- **Text to read**
In addition to this, what is the expected typical value, considering Valve's pipeline based on the GDC talks would give about 22ms prediction as typical? Using the formula above without the extra FrameDuration added, experiments in HelloVR show that the value calculated is about 14ms. If we imagine adding in an extra 11ms to this, we get closer to the 22ms figure that the GDC talks would suggest. What is really going on here?

I would really appreciate some concrete information about this, as I have a wealth of experimental data on user comfort from controlled trials now, but I can't make a sound judgment from the data without knowing how the API is really treating a nonzero prediction value passed to GetDeviceTATP. Aaron Leiby's comments make it sound like a hidden 11ms is baked in no matter what value is passed. @JoeLudwig Thank you both for many helpful details in the past.

aleiby commented 7 years ago

The documentation for GetDeviceToAbsoluteTrackingPose assumes that GetTimeSinceLastVsync is called during the frame render period. I think it was likely written before we added the concept of "running start".

Alex gave a presentation at GDC a while back on that topic, which you can view here: http://www.gdcvault.com/play/1021771/Advanced-VR

The 11ms discrepancy comes in based on whether you call GetTimeSinceLastVsync before or after the vsync event that starts the frame (as it will return different values).

If you call GetTimeSinceLastVsync during running start, you will get the time for the previous frame's starting vsync and need to add an additional frame in order to target the proper time that the backlight of the display(s) turns on.

It's sometimes easier to think about this by working backward from that point. For the Vive which is a global illuminated display, it takes effectively a full frame (11ms) to scan out the image (i.e. transfer across HDMI and load into the screen). Global means that the entire display gets loaded before the backlight turns on. The backlight is only on for 1-2ms (that's the low persistence part). Scanout time is reported by the hmd using the vr::Prop_SecondsFromVsyncToPhotons_Float property.

Then we allow a full frame interval for rendering (another 11ms). This is reported by the hmd using the vr::Prop_DisplayFrequency_Float property (which you then need to take the inverse of to convert from a frequency to a duration, e.g. 1/90 = 11.1111ms).

This interval is where D3D Present gets called. That queues up the frame being rendered to start scanning out at the next vsync event.

Then to figure out where in that interval you currently are, you use GetTimeSinceLastVsync.

If you are calculating this during Running Start, then you need to remember that you are in the previous frame's interval still, which requires adding an additional frameDuration to get you to the frame interval you care about.

With a 3ms running start, we typically predict out 25ms (11ms for rendering, 11ms for scanout, 3ms for running start). One thing I've found is that consistency between frames is important. It's better to predict a consistent amount further out, than to try to wait a variable amount later in the frame (e.g. if the game isn't taking the entire frame time to render).

The above descriptions don't account for async or interleaved reprojection. With interleaved, we give the app two full frames to render, but lose running start, so prediction times there jump out to 33ms, and then get presented twice (the second time using a pose predicted out 22ms).

- **What is needed**
Extend the forum thread on SteamVR pose prediction timing, starting after its final sentence.

- **Dataset**
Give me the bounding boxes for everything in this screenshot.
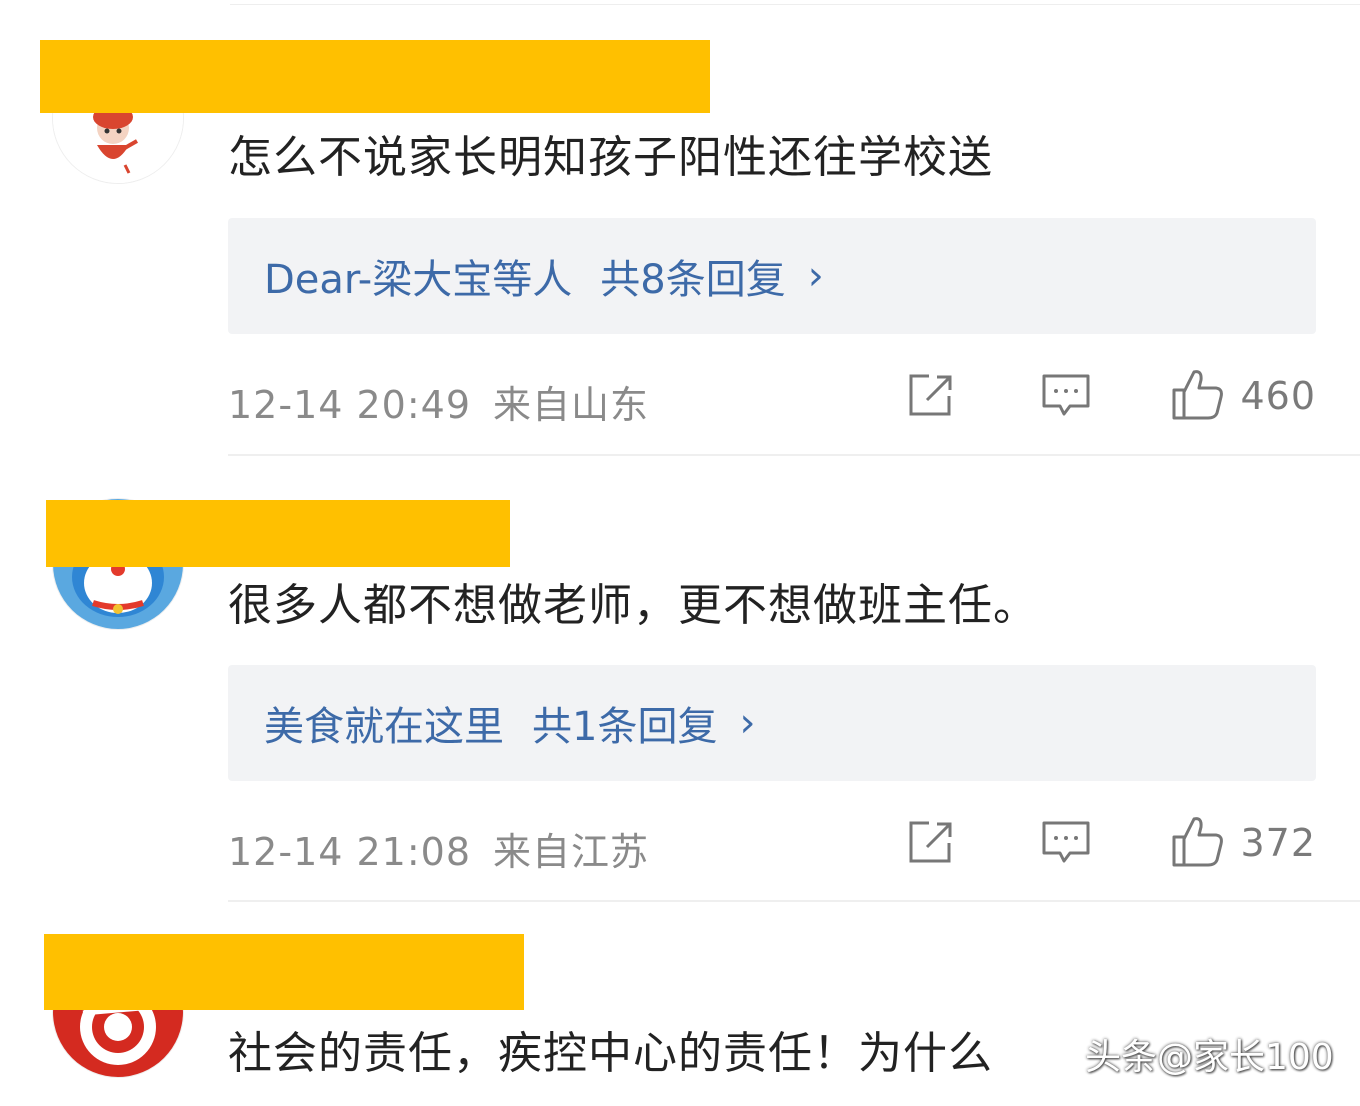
chevron-right-icon: › bbox=[807, 253, 824, 299]
timestamp: 12-14 20:49 bbox=[228, 383, 472, 427]
share-button[interactable] bbox=[905, 370, 957, 422]
like-icon bbox=[1172, 817, 1223, 867]
chevron-right-icon: › bbox=[739, 700, 756, 746]
watermark: 头条@家长100 bbox=[1085, 1037, 1334, 1078]
location: 来自江苏 bbox=[493, 830, 650, 874]
timestamp: 12-14 21:08 bbox=[228, 830, 472, 874]
like-count: 460 bbox=[1240, 374, 1316, 418]
comment-button[interactable] bbox=[1040, 817, 1092, 869]
comment-button[interactable] bbox=[1040, 370, 1092, 422]
redacted-username bbox=[40, 40, 710, 113]
location: 来自山东 bbox=[493, 383, 650, 427]
comment-icon bbox=[1042, 374, 1090, 416]
comment-divider bbox=[228, 454, 1360, 456]
reply-count[interactable]: 共1条回复 bbox=[532, 694, 717, 752]
comment-icon bbox=[1042, 821, 1090, 863]
reply-names[interactable]: Dear-梁大宝等人 bbox=[264, 247, 572, 305]
comment-divider bbox=[228, 900, 1360, 902]
redacted-username bbox=[44, 934, 524, 1010]
like-button[interactable] bbox=[1170, 813, 1226, 869]
like-button[interactable] bbox=[1170, 366, 1226, 422]
comment-text: 很多人都不想做老师，更不想做班主任。 bbox=[228, 580, 1038, 631]
share-icon bbox=[909, 821, 952, 863]
like-count: 372 bbox=[1240, 821, 1316, 865]
reply-count[interactable]: 共8条回复 bbox=[600, 247, 785, 305]
reply-preview-box[interactable]: 美食就在这里 共1条回复 › bbox=[228, 665, 1316, 781]
comment-text: 社会的责任，疾控中心的责任！为什么 bbox=[228, 1028, 993, 1079]
reply-preview-box[interactable]: Dear-梁大宝等人 共8条回复 › bbox=[228, 218, 1316, 334]
share-button[interactable] bbox=[905, 817, 957, 869]
redacted-username bbox=[46, 500, 510, 567]
reply-names[interactable]: 美食就在这里 bbox=[264, 694, 504, 752]
comment-meta: 12-14 20:49 来自山东 bbox=[228, 374, 649, 429]
comment-meta: 12-14 21:08 来自江苏 bbox=[228, 821, 649, 876]
comment-text: 怎么不说家长明知孩子阳性还往学校送 bbox=[228, 132, 993, 183]
share-icon bbox=[909, 374, 952, 416]
top-divider bbox=[230, 4, 1360, 5]
like-icon bbox=[1172, 370, 1223, 420]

- **Response to this task**
With async, we pull back running start a couple ms to give the high priority render context some slack for interrupting existing gpu work, however, we also always apply reprojection to every frame, so the app will render using poses predicted 27ms or so, but the compositor will reproject them using poses predicted closer to 16ms.

echuber2 commented 7 years ago

Thank you very much for the detailed reply! As I gather then, I would need to manually add 11ms to the calculated prediction time duration, depending on whether I am doing the calculations before or after the system crosses the running start threshold? I'm not sure how exactly to use the GPU profiler to tell where my call is being made with respect to that. Our demo software is light and runs solidly at 90fps with no dropped frames, so I had been naively assuming the reprojection wouldn't make a difference for us. However if the reprojection mode changes the value that GetTimeSinceLastVsync reports, it would seem there are several more variables to nail down?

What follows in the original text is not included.